- Exercise:
Repeat all of the records verbatim.

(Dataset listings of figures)
= = = = = = =
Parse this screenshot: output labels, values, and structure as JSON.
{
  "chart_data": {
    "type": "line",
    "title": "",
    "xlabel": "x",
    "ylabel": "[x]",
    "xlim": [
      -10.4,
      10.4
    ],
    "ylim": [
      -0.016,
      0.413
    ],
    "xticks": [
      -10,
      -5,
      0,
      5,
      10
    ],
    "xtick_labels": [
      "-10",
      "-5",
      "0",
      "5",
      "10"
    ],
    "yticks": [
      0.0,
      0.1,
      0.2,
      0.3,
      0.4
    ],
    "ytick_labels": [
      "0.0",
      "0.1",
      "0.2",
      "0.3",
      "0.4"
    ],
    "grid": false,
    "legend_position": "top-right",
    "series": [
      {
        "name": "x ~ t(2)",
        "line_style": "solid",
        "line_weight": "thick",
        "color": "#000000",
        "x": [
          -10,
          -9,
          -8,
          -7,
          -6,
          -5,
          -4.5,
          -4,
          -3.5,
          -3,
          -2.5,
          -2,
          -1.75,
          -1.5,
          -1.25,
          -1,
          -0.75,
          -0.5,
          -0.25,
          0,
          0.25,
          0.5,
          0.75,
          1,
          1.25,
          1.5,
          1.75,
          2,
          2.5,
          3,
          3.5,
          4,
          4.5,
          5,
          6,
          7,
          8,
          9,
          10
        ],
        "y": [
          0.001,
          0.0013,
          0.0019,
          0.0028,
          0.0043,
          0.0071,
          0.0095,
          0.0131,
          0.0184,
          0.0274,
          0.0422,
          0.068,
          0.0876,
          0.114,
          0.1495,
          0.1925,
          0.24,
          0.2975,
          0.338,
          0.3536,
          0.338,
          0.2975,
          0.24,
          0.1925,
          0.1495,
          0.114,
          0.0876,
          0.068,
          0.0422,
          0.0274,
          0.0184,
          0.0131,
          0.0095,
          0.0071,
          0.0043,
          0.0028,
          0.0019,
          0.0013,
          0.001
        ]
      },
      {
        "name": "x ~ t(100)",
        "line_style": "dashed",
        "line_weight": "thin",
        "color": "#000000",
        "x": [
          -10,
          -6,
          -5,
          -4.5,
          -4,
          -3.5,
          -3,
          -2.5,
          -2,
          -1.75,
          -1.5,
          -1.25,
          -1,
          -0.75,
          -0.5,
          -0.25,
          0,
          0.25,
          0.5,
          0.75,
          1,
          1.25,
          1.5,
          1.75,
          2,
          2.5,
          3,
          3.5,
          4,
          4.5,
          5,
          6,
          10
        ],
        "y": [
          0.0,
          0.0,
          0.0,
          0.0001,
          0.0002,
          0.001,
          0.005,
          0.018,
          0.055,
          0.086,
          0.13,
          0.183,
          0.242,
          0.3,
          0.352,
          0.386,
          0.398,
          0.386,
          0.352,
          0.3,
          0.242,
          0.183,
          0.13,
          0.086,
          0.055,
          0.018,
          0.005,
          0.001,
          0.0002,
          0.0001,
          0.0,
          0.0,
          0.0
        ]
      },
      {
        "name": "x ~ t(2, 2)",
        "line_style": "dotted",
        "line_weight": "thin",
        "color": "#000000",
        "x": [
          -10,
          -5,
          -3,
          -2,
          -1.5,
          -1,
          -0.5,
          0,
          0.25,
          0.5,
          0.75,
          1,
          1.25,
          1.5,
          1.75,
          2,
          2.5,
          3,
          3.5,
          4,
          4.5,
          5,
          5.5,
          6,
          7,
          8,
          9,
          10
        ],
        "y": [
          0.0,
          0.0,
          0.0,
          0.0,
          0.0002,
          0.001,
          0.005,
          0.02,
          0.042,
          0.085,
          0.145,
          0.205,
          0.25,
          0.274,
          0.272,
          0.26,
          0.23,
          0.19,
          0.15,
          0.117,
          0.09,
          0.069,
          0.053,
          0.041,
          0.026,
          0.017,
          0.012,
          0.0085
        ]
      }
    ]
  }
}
= = = = = = =
- Task response:
Parse this screenshot: output labels, values, and structure as JSON.
{
  "chart_data": {
    "type": "line",
    "title": "",
    "xlabel": "x",
    "ylabel": "[x]",
    "xlim": [
      -10.4,
      10.4
    ],
    "ylim": [
      -0.016,
      0.413
    ],
    "xticks": [
      -10,
      -5,
      0,
      5,
      10
    ],
    "xtick_labels": [
      "-10",
      "-5",
      "0",
      "5",
      "10"
    ],
    "yticks": [
      0.0,
      0.1,
      0.2,
      0.3,
      0.4
    ],
    "ytick_labels": [
      "0.0",
      "0.1",
      "0.2",
      "0.3",
      "0.4"
    ],
    "grid": false,
    "legend_position": "top-right",
    "series": [
      {
        "name": "x ~ t(2)",
        "line_style": "solid",
        "line_weight": "thick",
        "color": "#000000",
        "x": [
          -10,
          -9,
          -8,
          -7,
          -6,
          -5,
          -4.5,
          -4,
          -3.5,
          -3,
          -2.5,
          -2,
          -1.75,
          -1.5,
          -1.25,
          -1,
          -0.75,
          -0.5,
          -0.25,
          0,
          0.25,
          0.5,
          0.75,
          1,
          1.25,
          1.5,
          1.75,
          2,
          2.5,
          3,
          3.5,
          4,
          4.5,
          5,
          6,
          7,
          8,
          9,
          10
        ],
        "y": [
          0.001,
          0.0013,
          0.0019,
          0.0028,
          0.0043,
          0.0071,
          0.0095,
          0.0131,
          0.0184,
          0.0274,
          0.0422,
          0.068,
          0.0876,
          0.114,
          0.1495,
          0.1925,
          0.24,
          0.2975,
          0.338,
          0.3536,
          0.338,
          0.2975,
          0.24,
          0.1925,
          0.1495,
          0.114,
          0.0876,
          0.068,
          0.0422,
          0.0274,
          0.0184,
          0.0131,
          0.0095,
          0.0071,
          0.0043,
          0.0028,
          0.0019,
          0.0013,
          0.001
        ]
      },
      {
        "name": "x ~ t(100)",
        "line_style": "dashed",
        "line_weight": "thin",
        "color": "#000000",
        "x": [
          -10,
          -6,
          -5,
          -4.5,
          -4,
          -3.5,
          -3,
          -2.5,
          -2,
          -1.75,
          -1.5,
          -1.25,
          -1,
          -0.75,
          -0.5,
          -0.25,
          0,
          0.25,
          0.5,
          0.75,
          1,
          1.25,
          1.5,
          1.75,
          2,
          2.5,
          3,
          3.5,
          4,
          4.5,
          5,
          6,
          10
        ],
        "y": [
          0.0,
          0.0,
          0.0,
          0.0001,
          0.0002,
          0.001,
          0.005,
          0.018,
          0.055,
          0.086,
          0.13,
          0.183,
          0.242,
          0.3,
          0.352,
          0.386,
          0.398,
          0.386,
          0.352,
          0.3,
          0.242,
          0.183,
          0.13,
          0.086,
          0.055,
          0.018,
          0.005,
          0.001,
          0.0002,
          0.0001,
          0.0,
          0.0,
          0.0
        ]
      },
      {
        "name": "x ~ t(2, 2)",
        "line_style": "dotted",
        "line_weight": "thin",
        "color": "#000000",
        "x": [
          -10,
          -5,
          -3,
          -2,
          -1.5,
          -1,
          -0.5,
          0,
          0.25,
          0.5,
          0.75,
          1,
          1.25,
          1.5,
          1.75,
          2,
          2.5,
          3,
          3.5,
          4,
          4.5,
          5,
          5.5,
          6,
          7,
          8,
          9,
          10
        ],
        "y": [
          0.0,
          0.0,
          0.0,
          0.0,
          0.0002,
          0.001,
          0.005,
          0.02,
          0.042,
          0.085,
          0.145,
          0.205,
          0.25,
          0.274,
          0.272,
          0.26,
          0.23,
          0.19,
          0.15,
          0.117,
          0.09,
          0.069,
          0.053,
          0.041,
          0.026,
          0.017,
          0.012,
          0.0085
        ]
      }
    ]
  }
}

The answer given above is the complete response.